(Records excerpted from a collection)
-- Begin --
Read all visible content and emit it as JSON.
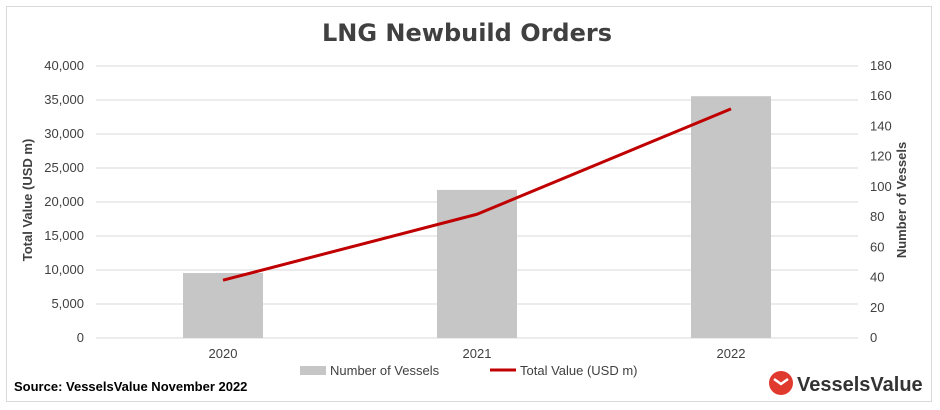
{
  "chart_data": {
    "type": "bar",
    "title": "LNG Newbuild Orders",
    "categories": [
      "2020",
      "2021",
      "2022"
    ],
    "series": [
      {
        "name": "Number of Vessels",
        "type": "bar",
        "axis": "right",
        "values": [
          43,
          98,
          160
        ],
        "color": "#c6c6c6"
      },
      {
        "name": "Total Value (USD m)",
        "type": "line",
        "axis": "left",
        "values": [
          8500,
          18200,
          33700
        ],
        "color": "#c00000"
      }
    ],
    "ylabel": "Total Value (USD m)",
    "ylabel_right": "Number of Vessels",
    "ylim": [
      0,
      40000
    ],
    "ylim_right": [
      0,
      180
    ],
    "yticks": [
      "0",
      "5,000",
      "10,000",
      "15,000",
      "20,000",
      "25,000",
      "30,000",
      "35,000",
      "40,000"
    ],
    "yticks_right": [
      "0",
      "20",
      "40",
      "60",
      "80",
      "100",
      "120",
      "140",
      "160",
      "180"
    ],
    "grid": true,
    "legend": "bottom"
  },
  "footer": {
    "source": "Source: VesselsValue November 2022",
    "brand": "VesselsValue",
    "brand_color": "#e03a2f"
  }
}
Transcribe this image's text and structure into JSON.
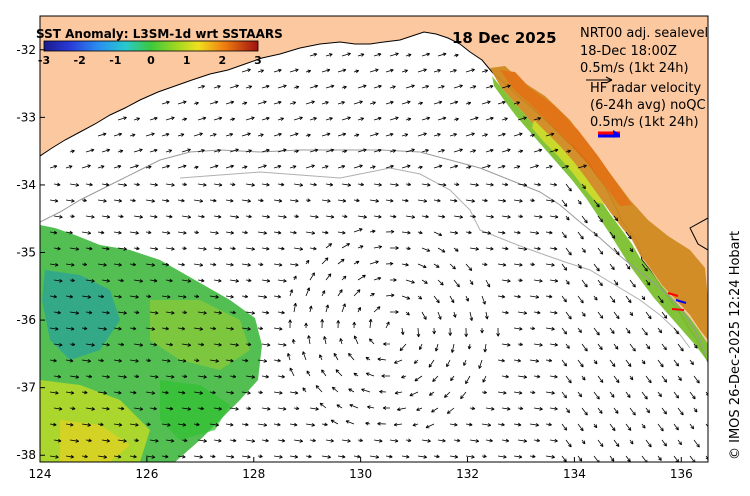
{
  "title": {
    "product": "SST Anomaly: L3SM-1d wrt SSTAARS",
    "date": "18 Dec 2025"
  },
  "colorbar": {
    "ticks": [
      "-3",
      "-2",
      "-1",
      "0",
      "1",
      "2",
      "3"
    ],
    "range": [
      -3,
      3
    ]
  },
  "legend": {
    "nrt_title": "NRT00 adj. sealevel",
    "nrt_time": "18-Dec 18:00Z",
    "nrt_scale": "0.5m/s (1kt 24h)",
    "radar_title": "HF radar velocity",
    "radar_avg": "(6-24h avg) noQC",
    "radar_scale": "0.5m/s (1kt 24h)"
  },
  "axes": {
    "x_ticks": [
      "124",
      "126",
      "128",
      "130",
      "132",
      "134",
      "136"
    ],
    "y_ticks": [
      "-32",
      "-33",
      "-34",
      "-35",
      "-36",
      "-37",
      "-38"
    ],
    "lon_range": [
      124,
      136.5
    ],
    "lat_range": [
      -31.5,
      -38.1
    ]
  },
  "credit": "© IMOS 26-Dec-2025 12:24 Hobart",
  "colors": {
    "land": "#FBC8A0",
    "ocean": "#FFFFFF",
    "arrow": "#000000",
    "radar_arrow_a": "#ff0000",
    "radar_arrow_b": "#0000ff",
    "bathymetry": "#9a9a9a"
  }
}
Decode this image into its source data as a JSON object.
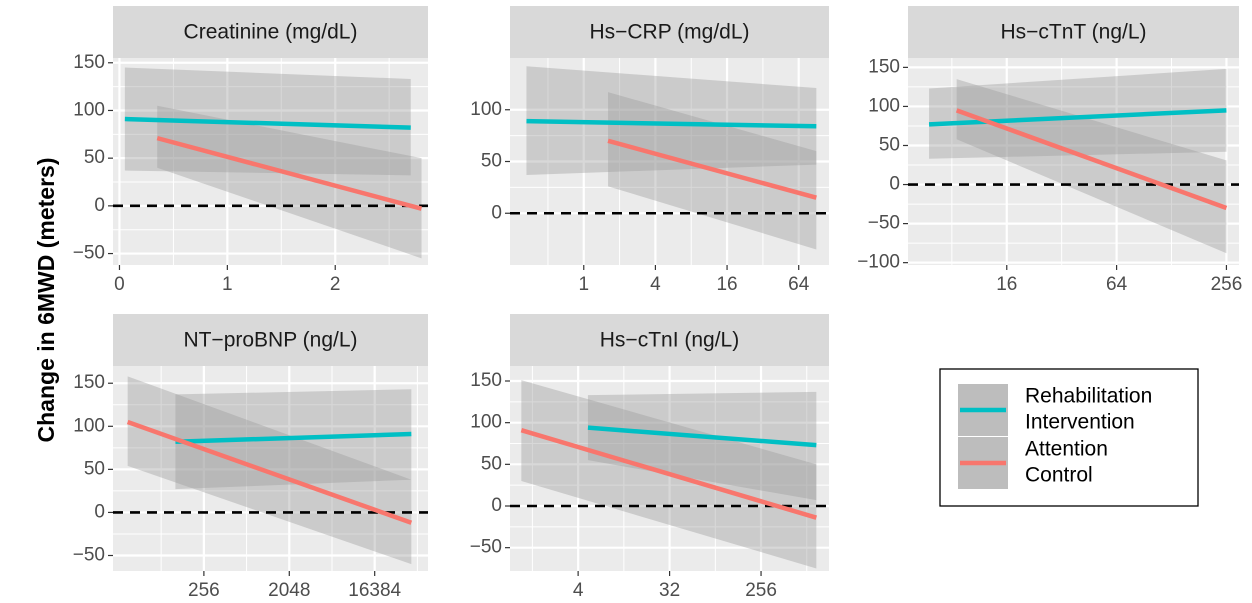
{
  "ylabel": "Change in 6MWD (meters)",
  "colors": {
    "rehabilitation": "#00BFC4",
    "attention": "#F8766D",
    "panel_bg": "#EBEBEB",
    "strip_bg": "#D9D9D9",
    "ribbon": "#999999"
  },
  "legend": {
    "entries": [
      {
        "label_lines": [
          "Rehabilitation",
          "Intervention"
        ],
        "color": "#00BFC4"
      },
      {
        "label_lines": [
          "Attention",
          "Control"
        ],
        "color": "#F8766D"
      }
    ]
  },
  "chart_data": [
    {
      "type": "line",
      "title": "Creatinine (mg/dL)",
      "x_scale": "linear",
      "xlim": [
        -0.06,
        2.86
      ],
      "ylim": [
        -62,
        155
      ],
      "x_ticks": [
        0,
        1,
        2
      ],
      "x_tick_labels": [
        "0",
        "1",
        "2"
      ],
      "y_ticks": [
        -50,
        0,
        50,
        100,
        150
      ],
      "y_tick_labels": [
        "−50",
        "0",
        "50",
        "100",
        "150"
      ],
      "reference_line_y": 0,
      "series": [
        {
          "name": "Rehabilitation Intervention",
          "x": [
            0.05,
            2.7
          ],
          "y": [
            91,
            82
          ],
          "ci_lower": [
            37,
            32
          ],
          "ci_upper": [
            145,
            133
          ]
        },
        {
          "name": "Attention Control",
          "x": [
            0.35,
            2.8
          ],
          "y": [
            71,
            -3
          ],
          "ci_lower": [
            40,
            -55
          ],
          "ci_upper": [
            105,
            50
          ]
        }
      ]
    },
    {
      "type": "line",
      "title": "Hs−CRP (mg/dL)",
      "x_scale": "log2",
      "xlim": [
        0.24,
        115
      ],
      "ylim": [
        -50,
        150
      ],
      "x_ticks": [
        1,
        4,
        16,
        64
      ],
      "x_tick_labels": [
        "1",
        "4",
        "16",
        "64"
      ],
      "y_ticks": [
        0,
        50,
        100
      ],
      "y_tick_labels": [
        "0",
        "50",
        "100"
      ],
      "reference_line_y": 0,
      "series": [
        {
          "name": "Rehabilitation Intervention",
          "x": [
            0.33,
            90
          ],
          "y": [
            89,
            84
          ],
          "ci_lower": [
            37,
            47
          ],
          "ci_upper": [
            142,
            121
          ]
        },
        {
          "name": "Attention Control",
          "x": [
            1.6,
            90
          ],
          "y": [
            70,
            15
          ],
          "ci_lower": [
            26,
            -35
          ],
          "ci_upper": [
            117,
            60
          ]
        }
      ]
    },
    {
      "type": "line",
      "title": "Hs−cTnT (ng/L)",
      "x_scale": "log2",
      "xlim": [
        4.6,
        300
      ],
      "ylim": [
        -103,
        162
      ],
      "x_ticks": [
        16,
        64,
        256
      ],
      "x_tick_labels": [
        "16",
        "64",
        "256"
      ],
      "y_ticks": [
        -100,
        -50,
        0,
        50,
        100,
        150
      ],
      "y_tick_labels": [
        "−100",
        "−50",
        "0",
        "50",
        "100",
        "150"
      ],
      "reference_line_y": 0,
      "series": [
        {
          "name": "Rehabilitation Intervention",
          "x": [
            6,
            256
          ],
          "y": [
            77,
            95
          ],
          "ci_lower": [
            33,
            42
          ],
          "ci_upper": [
            123,
            148
          ]
        },
        {
          "name": "Attention Control",
          "x": [
            8.5,
            256
          ],
          "y": [
            95,
            -30
          ],
          "ci_lower": [
            58,
            -88
          ],
          "ci_upper": [
            135,
            31
          ]
        }
      ]
    },
    {
      "type": "line",
      "title": "NT−proBNP (ng/L)",
      "x_scale": "log2",
      "xlim": [
        28,
        60000
      ],
      "ylim": [
        -68,
        170
      ],
      "x_ticks": [
        256,
        2048,
        16384
      ],
      "x_tick_labels": [
        "256",
        "2048",
        "16384"
      ],
      "y_ticks": [
        -50,
        0,
        50,
        100,
        150
      ],
      "y_tick_labels": [
        "−50",
        "0",
        "50",
        "100",
        "150"
      ],
      "reference_line_y": 0,
      "series": [
        {
          "name": "Rehabilitation Intervention",
          "x": [
            128,
            40000
          ],
          "y": [
            82,
            91
          ],
          "ci_lower": [
            27,
            38
          ],
          "ci_upper": [
            137,
            143
          ]
        },
        {
          "name": "Attention Control",
          "x": [
            40,
            40000
          ],
          "y": [
            105,
            -12
          ],
          "ci_lower": [
            54,
            -60
          ],
          "ci_upper": [
            158,
            38
          ]
        }
      ]
    },
    {
      "type": "line",
      "title": "Hs−cTnI (ng/L)",
      "x_scale": "log2",
      "xlim": [
        0.85,
        1200
      ],
      "ylim": [
        -78,
        168
      ],
      "x_ticks": [
        4,
        32,
        256
      ],
      "x_tick_labels": [
        "4",
        "32",
        "256"
      ],
      "y_ticks": [
        -50,
        0,
        50,
        100,
        150
      ],
      "y_tick_labels": [
        "−50",
        "0",
        "50",
        "100",
        "150"
      ],
      "reference_line_y": 0,
      "series": [
        {
          "name": "Rehabilitation Intervention",
          "x": [
            5,
            900
          ],
          "y": [
            94,
            73
          ],
          "ci_lower": [
            55,
            7
          ],
          "ci_upper": [
            133,
            137
          ]
        },
        {
          "name": "Attention Control",
          "x": [
            1.1,
            900
          ],
          "y": [
            91,
            -14
          ],
          "ci_lower": [
            30,
            -75
          ],
          "ci_upper": [
            151,
            50
          ]
        }
      ]
    }
  ]
}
-- End --
Instruction
Provide the number of lines containing the string "Total", with no other output.

Expected output
2